WHAT YOU NEED TO DO:
Select and copy out every line in the records containing "People".

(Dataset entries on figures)
========================================
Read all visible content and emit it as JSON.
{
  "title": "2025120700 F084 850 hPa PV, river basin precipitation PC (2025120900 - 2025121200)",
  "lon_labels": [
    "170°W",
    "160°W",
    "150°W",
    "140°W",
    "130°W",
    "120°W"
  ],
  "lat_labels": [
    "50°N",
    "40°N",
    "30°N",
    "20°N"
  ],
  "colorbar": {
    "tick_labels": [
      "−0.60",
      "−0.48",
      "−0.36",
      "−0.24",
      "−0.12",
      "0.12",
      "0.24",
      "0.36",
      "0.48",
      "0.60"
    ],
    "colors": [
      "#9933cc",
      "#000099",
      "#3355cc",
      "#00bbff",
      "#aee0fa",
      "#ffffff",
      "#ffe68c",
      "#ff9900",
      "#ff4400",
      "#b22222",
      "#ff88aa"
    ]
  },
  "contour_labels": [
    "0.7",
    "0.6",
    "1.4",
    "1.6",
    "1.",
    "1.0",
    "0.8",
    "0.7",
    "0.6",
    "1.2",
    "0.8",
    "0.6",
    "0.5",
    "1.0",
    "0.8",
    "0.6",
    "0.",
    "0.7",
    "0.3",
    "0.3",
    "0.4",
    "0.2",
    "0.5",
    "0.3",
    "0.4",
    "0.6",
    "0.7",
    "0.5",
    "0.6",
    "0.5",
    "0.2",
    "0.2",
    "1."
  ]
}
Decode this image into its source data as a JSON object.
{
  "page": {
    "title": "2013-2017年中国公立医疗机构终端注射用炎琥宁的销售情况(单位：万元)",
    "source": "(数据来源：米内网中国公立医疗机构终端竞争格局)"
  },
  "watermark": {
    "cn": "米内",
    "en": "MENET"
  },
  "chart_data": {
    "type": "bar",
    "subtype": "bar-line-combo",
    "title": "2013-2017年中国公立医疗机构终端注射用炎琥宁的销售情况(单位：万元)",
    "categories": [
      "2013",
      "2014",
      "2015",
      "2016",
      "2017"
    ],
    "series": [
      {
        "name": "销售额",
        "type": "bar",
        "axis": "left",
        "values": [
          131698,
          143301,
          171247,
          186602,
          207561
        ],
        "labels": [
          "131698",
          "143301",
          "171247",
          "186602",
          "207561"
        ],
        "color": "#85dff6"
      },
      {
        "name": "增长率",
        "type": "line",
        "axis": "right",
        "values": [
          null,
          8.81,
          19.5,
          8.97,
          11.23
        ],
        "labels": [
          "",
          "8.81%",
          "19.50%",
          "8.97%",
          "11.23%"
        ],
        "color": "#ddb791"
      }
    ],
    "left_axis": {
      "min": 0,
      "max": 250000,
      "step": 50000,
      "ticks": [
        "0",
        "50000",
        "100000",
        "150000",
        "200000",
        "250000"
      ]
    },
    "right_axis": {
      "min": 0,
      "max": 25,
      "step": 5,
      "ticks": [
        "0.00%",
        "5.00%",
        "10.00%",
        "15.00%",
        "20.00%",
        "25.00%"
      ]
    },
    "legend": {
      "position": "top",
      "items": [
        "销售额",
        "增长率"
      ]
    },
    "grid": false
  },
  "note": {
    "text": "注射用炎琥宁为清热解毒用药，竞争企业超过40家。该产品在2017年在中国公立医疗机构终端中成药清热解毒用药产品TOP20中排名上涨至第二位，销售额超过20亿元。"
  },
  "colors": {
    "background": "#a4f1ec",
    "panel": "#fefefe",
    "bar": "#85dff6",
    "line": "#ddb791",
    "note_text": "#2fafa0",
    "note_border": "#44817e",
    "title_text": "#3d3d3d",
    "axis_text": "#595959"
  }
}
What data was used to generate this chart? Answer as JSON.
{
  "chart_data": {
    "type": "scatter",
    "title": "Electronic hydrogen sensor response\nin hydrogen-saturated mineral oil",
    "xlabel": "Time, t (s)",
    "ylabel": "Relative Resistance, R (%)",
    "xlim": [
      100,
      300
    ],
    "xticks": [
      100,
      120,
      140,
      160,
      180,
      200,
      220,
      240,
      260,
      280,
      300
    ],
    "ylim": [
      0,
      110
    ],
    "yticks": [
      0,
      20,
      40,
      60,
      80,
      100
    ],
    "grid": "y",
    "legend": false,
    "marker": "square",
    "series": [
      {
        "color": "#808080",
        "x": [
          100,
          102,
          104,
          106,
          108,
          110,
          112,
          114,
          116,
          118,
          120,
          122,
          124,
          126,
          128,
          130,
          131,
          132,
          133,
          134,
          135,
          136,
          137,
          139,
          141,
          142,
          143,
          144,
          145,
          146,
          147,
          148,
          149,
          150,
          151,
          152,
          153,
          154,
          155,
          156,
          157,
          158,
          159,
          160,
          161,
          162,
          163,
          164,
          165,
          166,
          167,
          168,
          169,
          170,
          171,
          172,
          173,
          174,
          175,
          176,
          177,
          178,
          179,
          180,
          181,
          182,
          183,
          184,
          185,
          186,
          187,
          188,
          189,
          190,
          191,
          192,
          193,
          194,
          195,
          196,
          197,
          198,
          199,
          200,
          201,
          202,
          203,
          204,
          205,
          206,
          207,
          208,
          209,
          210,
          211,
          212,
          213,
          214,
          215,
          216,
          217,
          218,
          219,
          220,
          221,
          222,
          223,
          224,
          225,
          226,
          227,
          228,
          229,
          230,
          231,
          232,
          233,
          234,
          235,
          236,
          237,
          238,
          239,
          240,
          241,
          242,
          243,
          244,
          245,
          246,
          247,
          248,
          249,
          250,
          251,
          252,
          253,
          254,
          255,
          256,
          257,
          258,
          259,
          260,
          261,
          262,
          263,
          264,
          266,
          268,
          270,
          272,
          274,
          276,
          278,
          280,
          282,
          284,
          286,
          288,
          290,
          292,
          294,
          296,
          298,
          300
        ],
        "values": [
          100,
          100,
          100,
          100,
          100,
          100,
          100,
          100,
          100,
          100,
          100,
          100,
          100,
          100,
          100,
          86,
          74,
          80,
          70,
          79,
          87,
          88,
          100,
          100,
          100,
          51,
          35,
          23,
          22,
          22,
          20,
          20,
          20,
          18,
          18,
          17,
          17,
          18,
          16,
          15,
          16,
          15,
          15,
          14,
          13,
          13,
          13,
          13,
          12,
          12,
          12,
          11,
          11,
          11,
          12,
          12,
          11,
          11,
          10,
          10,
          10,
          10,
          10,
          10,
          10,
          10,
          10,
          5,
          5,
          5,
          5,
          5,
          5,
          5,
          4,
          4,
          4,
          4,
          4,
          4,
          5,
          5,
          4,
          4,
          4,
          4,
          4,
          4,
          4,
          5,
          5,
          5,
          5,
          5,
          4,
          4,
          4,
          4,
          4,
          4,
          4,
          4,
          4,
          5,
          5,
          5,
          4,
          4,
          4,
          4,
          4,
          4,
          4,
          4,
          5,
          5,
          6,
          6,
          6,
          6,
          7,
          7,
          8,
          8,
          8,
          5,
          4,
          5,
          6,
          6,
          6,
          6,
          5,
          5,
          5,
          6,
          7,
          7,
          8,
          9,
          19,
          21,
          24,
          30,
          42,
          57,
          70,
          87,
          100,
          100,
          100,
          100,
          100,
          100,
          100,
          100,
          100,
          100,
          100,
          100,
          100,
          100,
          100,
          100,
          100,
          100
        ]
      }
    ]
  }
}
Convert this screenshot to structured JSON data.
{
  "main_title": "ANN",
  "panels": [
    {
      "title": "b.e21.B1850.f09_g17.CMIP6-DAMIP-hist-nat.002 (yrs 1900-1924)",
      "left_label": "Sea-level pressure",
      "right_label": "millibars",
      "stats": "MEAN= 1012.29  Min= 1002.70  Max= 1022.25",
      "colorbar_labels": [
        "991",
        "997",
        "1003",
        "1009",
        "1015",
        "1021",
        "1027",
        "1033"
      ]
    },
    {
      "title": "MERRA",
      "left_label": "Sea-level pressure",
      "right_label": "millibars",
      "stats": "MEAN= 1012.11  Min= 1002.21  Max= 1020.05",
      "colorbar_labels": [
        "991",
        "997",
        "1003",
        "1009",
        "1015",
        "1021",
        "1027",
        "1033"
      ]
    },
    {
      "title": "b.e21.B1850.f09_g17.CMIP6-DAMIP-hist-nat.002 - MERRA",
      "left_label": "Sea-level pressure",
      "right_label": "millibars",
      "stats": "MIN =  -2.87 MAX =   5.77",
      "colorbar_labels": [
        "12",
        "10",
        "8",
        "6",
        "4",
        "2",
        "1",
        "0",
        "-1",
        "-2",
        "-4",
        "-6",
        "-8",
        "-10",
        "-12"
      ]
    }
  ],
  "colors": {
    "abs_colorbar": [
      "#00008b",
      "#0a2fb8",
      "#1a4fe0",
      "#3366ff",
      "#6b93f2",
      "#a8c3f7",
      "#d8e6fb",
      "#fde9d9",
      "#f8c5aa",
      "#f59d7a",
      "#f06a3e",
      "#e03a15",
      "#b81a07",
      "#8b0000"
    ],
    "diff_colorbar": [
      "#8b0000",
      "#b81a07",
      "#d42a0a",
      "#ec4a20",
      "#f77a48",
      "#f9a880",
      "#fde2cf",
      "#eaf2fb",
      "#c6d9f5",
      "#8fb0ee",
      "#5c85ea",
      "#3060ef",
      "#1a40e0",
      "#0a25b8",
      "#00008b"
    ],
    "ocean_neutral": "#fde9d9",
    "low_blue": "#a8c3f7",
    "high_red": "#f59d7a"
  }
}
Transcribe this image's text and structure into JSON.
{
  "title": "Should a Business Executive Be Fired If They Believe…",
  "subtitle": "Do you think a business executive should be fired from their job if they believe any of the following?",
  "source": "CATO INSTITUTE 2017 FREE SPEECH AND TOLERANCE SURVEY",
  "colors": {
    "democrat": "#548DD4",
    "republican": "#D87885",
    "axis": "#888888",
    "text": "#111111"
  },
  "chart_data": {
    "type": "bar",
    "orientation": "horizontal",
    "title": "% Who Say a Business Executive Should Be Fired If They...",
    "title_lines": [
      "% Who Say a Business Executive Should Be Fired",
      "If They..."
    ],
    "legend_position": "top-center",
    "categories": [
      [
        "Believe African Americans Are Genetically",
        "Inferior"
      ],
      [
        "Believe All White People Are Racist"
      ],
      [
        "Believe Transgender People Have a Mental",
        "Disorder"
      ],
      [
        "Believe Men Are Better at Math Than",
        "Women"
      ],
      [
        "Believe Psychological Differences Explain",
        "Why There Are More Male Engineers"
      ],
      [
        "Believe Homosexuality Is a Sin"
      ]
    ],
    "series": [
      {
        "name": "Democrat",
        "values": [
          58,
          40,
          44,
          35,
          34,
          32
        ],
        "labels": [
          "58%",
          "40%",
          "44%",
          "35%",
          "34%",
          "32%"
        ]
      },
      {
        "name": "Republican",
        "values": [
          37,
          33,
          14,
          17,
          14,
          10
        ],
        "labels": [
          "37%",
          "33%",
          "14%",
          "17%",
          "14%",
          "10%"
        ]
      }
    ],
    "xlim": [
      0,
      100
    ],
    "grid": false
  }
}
========================================
WRITTEN ANSWER:
        "Believe All White People Are Racist"
        "Believe Transgender People Have a Mental",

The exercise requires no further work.